#### [Material for this task]
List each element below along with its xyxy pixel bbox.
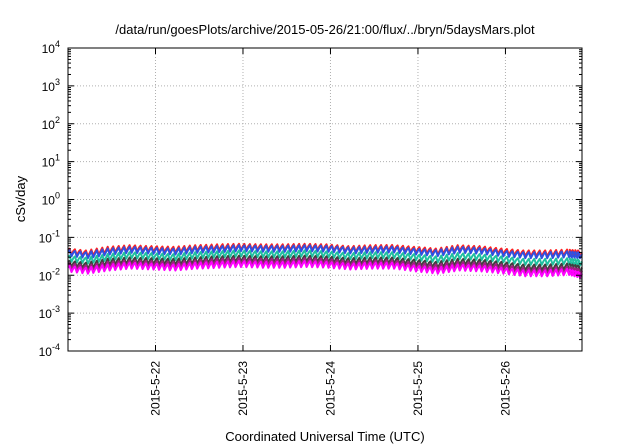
y-tick-label: 103 [42, 77, 60, 94]
grid [68, 48, 582, 351]
x-axis-label: Coordinated Universal Time (UTC) [225, 429, 424, 444]
x-tick-label: 2015-5-25 [411, 361, 425, 416]
y-tick-label: 10-4 [39, 342, 60, 359]
plot-frame [67, 47, 583, 352]
y-tick-label: 10-2 [39, 266, 60, 283]
x-axis: 2015-5-22 2015-5-23 2015-5-24 2015-5-25 2015… [148, 48, 512, 416]
y-tick-label: 100 [42, 191, 60, 208]
series-line-4 [67, 254, 583, 273]
y-tick-label: 101 [42, 153, 60, 170]
x-tick-label: 2015-5-22 [148, 361, 162, 416]
series-line-6 [67, 260, 583, 279]
series-layer [67, 242, 583, 279]
x-tick-label: 2015-5-24 [323, 361, 337, 416]
series-line-3 [67, 249, 583, 267]
y-tick-label: 102 [42, 115, 60, 132]
y-tick-label: 10-1 [39, 228, 60, 245]
y-axis-label: cSv/day [13, 175, 28, 222]
y-axis: 10-4 10-3 10-2 10-1 100 101 102 103 104 [39, 39, 582, 359]
series-line-5 [67, 257, 583, 276]
chart-title: /data/run/goesPlots/archive/2015-05-26/2… [115, 22, 535, 37]
y-tick-label: 10-3 [39, 304, 60, 321]
x-tick-label: 2015-5-26 [498, 361, 512, 416]
series-line-2 [67, 244, 583, 260]
x-tick-label: 2015-5-23 [236, 361, 250, 416]
y-tick-label: 104 [42, 39, 60, 56]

#### [Your goal]
Render all of the rows above as a JSON list of strings, with one string for each line. Skip any blank lines and leave the picture out.

#### [Answer in full]
[
  "List each element below along with its xyxy pixel bbox.",
  "y-tick-label: 103 [42, 77, 60, 94]",
  "grid [68, 48, 582, 351]",
  "x-axis-label: Coordinated Universal Time (UTC) [225, 429, 424, 444]",
  "x-tick-label: 2015-5-25 [411, 361, 425, 416]",
  "y-tick-label: 10-4 [39, 342, 60, 359]",
  "plot-frame [67, 47, 583, 352]",
  "y-tick-label: 10-2 [39, 266, 60, 283]",
  "x-axis: 2015-5-22 2015-5-23 2015-5-24 2015-5-25 2015… [148, 48, 512, 416]",
  "y-tick-label: 100 [42, 191, 60, 208]",
  "series-line-4 [67, 254, 583, 273]",
  "y-tick-label: 101 [42, 153, 60, 170]",
  "x-tick-label: 2015-5-22 [148, 361, 162, 416]",
  "series-line-6 [67, 260, 583, 279]",
  "series-layer [67, 242, 583, 279]",
  "x-tick-label: 2015-5-24 [323, 361, 337, 416]",
  "series-line-3 [67, 249, 583, 267]",
  "y-tick-label: 102 [42, 115, 60, 132]",
  "y-tick-label: 10-1 [39, 228, 60, 245]",
  "y-axis-label: cSv/day [13, 175, 28, 222]",
  "y-axis: 10-4 10-3 10-2 10-1 100 101 102 103 104 [39, 39, 582, 359]",
  "series-line-5 [67, 257, 583, 276]",
  "chart-title: /data/run/goesPlots/archive/2015-05-26/2… [115, 22, 535, 37]",
  "y-tick-label: 10-3 [39, 304, 60, 321]",
  "x-tick-label: 2015-5-26 [498, 361, 512, 416]",
  "series-line-2 [67, 244, 583, 260]",
  "x-tick-label: 2015-5-23 [236, 361, 250, 416]",
  "y-tick-label: 104 [42, 39, 60, 56]"
]